• [MATERIAL PROVIDED]:
____

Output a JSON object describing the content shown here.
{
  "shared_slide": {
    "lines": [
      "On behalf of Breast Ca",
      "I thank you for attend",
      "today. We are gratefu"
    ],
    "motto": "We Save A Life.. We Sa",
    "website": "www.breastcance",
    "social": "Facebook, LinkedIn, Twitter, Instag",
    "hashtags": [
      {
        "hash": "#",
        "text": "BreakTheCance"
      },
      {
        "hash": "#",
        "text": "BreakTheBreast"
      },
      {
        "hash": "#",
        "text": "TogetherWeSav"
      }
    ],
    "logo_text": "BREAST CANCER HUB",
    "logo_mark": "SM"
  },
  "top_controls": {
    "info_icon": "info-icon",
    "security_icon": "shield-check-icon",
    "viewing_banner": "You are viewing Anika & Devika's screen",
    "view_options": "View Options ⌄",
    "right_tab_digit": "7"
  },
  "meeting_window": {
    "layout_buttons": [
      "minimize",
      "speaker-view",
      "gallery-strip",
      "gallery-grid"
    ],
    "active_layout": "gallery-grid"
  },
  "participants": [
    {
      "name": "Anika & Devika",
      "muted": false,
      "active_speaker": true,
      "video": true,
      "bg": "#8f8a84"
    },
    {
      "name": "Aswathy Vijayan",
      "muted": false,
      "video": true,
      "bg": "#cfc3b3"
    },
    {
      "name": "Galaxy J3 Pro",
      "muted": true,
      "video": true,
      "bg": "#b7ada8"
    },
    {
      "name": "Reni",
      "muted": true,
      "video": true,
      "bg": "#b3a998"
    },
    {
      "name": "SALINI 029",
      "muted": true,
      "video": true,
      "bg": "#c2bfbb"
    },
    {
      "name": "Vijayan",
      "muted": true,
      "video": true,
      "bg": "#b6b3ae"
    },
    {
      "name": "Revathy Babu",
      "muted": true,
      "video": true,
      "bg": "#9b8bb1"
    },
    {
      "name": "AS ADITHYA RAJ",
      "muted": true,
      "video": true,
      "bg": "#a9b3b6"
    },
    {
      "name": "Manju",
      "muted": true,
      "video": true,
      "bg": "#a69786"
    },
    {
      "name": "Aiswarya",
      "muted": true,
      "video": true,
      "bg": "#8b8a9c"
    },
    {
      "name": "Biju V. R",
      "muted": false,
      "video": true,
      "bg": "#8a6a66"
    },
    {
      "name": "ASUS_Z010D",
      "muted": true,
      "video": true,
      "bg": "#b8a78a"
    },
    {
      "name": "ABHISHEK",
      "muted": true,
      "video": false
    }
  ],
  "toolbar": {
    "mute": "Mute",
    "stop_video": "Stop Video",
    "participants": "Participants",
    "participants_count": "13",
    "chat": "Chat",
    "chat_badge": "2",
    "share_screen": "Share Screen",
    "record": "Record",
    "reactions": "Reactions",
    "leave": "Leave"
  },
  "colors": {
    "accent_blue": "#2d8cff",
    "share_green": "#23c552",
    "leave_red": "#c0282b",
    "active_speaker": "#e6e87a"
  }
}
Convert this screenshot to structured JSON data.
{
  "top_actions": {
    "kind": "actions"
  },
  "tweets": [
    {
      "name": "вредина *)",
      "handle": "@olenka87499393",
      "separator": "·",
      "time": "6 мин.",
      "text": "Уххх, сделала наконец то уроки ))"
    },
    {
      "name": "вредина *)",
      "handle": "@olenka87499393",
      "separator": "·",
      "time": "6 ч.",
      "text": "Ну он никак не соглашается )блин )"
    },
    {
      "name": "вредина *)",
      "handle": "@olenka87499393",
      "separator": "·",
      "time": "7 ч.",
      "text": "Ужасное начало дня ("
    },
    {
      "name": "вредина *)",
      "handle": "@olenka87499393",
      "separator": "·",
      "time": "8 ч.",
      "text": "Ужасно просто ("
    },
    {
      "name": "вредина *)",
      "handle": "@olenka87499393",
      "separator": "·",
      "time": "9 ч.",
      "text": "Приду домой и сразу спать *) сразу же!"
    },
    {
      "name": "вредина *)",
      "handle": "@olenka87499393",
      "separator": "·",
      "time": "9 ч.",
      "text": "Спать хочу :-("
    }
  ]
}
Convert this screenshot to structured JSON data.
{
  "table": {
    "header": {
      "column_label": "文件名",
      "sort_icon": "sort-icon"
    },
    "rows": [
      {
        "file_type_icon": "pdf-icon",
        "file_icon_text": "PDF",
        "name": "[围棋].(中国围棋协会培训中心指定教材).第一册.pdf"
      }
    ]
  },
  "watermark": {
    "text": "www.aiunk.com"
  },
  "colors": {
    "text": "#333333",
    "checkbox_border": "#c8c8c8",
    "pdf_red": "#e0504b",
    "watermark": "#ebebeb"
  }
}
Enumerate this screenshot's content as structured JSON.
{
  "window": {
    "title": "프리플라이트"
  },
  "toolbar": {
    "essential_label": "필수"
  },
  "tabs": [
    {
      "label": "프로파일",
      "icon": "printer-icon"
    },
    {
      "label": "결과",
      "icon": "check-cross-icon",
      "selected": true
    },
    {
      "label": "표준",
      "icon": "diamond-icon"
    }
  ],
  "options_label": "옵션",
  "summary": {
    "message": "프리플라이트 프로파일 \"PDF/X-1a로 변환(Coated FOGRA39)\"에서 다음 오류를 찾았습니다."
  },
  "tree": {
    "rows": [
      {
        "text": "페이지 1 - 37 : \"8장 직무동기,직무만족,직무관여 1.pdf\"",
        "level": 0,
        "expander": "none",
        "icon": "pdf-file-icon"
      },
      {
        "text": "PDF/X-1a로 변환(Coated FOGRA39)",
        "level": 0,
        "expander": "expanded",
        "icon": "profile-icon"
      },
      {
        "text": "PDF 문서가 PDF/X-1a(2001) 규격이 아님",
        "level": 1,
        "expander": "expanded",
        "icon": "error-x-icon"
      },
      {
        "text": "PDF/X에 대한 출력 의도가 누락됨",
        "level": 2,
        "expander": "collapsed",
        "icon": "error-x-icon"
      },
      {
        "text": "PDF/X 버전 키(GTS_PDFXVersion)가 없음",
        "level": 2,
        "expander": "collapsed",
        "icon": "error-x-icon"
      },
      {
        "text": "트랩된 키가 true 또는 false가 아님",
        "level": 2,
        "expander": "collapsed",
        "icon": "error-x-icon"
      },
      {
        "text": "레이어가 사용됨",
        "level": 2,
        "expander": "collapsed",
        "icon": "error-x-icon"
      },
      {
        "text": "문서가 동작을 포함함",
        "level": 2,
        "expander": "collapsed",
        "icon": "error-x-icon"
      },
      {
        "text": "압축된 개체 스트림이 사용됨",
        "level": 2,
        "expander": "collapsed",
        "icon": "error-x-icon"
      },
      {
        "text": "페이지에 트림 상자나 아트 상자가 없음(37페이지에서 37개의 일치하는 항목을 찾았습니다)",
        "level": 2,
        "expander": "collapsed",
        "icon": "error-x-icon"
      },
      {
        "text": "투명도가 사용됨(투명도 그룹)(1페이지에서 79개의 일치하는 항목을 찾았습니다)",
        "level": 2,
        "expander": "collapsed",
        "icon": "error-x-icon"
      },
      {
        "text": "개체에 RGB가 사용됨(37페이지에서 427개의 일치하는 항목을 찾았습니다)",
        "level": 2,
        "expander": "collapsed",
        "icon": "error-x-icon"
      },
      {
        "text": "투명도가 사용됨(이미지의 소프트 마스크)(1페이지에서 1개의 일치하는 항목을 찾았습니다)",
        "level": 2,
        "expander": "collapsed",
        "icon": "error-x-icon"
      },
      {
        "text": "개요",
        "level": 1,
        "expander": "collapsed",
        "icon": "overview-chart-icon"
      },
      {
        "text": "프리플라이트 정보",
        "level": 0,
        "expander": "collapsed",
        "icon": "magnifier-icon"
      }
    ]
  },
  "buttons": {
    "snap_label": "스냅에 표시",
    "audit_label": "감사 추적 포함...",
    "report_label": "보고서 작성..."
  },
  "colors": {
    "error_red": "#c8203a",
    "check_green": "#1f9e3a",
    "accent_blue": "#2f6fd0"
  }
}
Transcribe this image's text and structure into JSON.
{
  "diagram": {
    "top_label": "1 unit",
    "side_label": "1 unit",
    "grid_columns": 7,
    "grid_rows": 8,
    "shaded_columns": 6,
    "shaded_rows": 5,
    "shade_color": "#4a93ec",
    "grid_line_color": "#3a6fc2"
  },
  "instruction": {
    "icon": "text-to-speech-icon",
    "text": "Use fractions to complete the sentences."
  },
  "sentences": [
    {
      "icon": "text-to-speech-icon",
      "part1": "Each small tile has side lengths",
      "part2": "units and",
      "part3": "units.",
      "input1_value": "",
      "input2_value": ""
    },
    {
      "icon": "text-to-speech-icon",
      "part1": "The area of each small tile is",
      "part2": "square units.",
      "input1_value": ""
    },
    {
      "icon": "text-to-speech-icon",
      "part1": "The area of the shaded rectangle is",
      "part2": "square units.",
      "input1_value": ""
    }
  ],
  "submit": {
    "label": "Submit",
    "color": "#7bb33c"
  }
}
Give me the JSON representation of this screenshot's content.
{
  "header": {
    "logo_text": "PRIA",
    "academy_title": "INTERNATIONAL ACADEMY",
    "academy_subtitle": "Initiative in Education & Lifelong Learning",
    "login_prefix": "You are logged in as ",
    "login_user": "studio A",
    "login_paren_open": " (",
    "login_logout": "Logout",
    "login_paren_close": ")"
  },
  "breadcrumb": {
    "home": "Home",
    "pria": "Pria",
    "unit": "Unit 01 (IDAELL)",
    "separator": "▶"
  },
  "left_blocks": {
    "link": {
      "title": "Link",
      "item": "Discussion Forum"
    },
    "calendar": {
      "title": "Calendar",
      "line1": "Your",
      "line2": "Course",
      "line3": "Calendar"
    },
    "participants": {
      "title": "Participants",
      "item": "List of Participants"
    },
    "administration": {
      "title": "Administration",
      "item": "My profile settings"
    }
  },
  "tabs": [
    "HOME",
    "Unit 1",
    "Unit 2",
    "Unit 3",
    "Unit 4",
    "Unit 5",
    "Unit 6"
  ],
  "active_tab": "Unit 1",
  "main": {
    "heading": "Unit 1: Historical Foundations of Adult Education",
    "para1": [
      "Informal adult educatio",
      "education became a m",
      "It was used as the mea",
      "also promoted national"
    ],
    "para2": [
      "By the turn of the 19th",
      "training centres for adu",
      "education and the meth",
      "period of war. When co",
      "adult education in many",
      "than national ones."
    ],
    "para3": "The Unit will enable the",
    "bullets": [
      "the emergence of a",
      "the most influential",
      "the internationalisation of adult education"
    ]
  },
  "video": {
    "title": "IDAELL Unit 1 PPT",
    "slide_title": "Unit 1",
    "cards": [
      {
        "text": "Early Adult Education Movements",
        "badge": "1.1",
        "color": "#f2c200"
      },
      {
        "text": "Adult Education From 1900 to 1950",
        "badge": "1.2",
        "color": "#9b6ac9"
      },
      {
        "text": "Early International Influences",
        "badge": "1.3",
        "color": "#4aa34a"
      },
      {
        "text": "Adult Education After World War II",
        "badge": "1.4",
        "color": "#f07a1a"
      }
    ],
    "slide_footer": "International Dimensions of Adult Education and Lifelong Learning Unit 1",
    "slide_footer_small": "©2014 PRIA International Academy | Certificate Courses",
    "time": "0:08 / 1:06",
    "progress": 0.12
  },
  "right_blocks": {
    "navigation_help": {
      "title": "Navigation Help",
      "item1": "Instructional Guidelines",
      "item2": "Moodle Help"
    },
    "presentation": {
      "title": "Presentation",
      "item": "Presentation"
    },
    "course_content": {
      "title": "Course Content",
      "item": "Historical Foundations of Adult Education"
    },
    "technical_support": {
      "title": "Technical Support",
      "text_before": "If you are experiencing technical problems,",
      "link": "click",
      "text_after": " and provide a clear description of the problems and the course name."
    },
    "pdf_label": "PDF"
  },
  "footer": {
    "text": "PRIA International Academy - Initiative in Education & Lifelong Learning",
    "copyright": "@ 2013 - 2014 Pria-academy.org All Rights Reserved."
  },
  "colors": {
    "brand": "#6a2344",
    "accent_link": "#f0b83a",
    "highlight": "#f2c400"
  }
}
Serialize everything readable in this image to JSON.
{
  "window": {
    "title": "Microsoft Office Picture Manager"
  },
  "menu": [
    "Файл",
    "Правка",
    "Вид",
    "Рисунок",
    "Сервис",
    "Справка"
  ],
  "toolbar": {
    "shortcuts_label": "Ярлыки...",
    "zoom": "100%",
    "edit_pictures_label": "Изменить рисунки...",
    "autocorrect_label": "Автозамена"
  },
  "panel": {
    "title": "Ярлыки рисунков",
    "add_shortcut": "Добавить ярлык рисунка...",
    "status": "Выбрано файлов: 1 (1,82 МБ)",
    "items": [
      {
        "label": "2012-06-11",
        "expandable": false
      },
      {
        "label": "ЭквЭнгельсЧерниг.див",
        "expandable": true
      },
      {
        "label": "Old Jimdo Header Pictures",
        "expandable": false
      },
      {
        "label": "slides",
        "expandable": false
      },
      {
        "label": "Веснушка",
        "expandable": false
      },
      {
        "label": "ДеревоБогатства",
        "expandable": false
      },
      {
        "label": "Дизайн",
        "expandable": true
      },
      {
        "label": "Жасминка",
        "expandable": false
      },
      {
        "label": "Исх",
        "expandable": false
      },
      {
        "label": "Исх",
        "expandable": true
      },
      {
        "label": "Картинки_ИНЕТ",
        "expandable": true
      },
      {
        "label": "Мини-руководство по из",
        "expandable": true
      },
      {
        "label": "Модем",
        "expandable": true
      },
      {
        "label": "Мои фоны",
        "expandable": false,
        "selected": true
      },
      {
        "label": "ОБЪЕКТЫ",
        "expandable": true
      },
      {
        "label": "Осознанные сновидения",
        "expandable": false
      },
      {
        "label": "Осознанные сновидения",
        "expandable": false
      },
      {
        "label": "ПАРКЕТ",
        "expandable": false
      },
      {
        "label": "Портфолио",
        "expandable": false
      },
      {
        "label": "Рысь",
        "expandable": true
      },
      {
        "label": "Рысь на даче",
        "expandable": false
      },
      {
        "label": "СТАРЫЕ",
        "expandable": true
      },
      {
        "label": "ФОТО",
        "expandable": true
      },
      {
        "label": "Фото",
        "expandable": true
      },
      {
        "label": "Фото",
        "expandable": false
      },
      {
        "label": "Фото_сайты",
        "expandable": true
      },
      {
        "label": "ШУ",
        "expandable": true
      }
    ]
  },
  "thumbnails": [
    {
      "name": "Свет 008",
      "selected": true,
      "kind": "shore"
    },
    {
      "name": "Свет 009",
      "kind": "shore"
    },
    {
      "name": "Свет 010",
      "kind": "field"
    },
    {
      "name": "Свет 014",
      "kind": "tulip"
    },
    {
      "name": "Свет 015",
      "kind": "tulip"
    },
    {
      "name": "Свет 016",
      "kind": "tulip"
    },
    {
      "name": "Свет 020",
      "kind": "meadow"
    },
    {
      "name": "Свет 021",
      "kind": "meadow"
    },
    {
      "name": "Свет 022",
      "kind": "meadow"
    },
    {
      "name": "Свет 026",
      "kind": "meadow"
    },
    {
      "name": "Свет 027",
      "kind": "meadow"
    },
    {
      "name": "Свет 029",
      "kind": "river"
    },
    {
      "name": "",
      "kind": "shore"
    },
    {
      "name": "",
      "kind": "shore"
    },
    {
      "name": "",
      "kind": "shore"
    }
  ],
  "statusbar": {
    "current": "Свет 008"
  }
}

____

Filter the records for lines holding the string "프로파일". Copy each one.

• [RESPONSE TO THIS TASK]:
      "label": "프로파일",
    "message": "프리플라이트 프로파일 \"PDF/X-1a로 변환(Coated FOGRA39)\"에서 다음 오류를 찾았습니다."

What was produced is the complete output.